Information provided
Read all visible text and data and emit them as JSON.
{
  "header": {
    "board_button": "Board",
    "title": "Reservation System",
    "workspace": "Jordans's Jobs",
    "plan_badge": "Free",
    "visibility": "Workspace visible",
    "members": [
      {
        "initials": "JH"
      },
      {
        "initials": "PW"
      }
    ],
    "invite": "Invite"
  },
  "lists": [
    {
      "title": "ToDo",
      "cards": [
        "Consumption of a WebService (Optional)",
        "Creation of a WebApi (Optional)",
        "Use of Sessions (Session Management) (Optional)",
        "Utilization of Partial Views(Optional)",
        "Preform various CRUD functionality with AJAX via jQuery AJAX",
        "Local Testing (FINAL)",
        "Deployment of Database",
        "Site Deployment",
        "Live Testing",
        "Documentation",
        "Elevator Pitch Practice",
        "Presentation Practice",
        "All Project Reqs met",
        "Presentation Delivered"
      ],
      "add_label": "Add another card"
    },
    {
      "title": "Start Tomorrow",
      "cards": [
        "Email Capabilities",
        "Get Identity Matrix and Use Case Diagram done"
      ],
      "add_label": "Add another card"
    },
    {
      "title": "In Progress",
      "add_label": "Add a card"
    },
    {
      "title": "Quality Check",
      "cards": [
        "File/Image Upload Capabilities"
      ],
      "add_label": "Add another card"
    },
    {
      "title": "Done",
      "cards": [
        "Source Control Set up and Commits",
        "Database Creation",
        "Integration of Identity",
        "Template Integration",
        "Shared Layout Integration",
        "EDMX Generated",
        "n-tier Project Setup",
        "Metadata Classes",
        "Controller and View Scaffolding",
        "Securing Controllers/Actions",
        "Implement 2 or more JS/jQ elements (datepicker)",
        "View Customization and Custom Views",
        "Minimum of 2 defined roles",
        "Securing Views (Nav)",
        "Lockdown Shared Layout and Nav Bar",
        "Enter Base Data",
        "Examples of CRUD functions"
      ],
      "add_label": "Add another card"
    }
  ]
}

What the exercise asks
Within the listing, how many lines hold the word "Securing"? Only the number is to be given.

Reply
2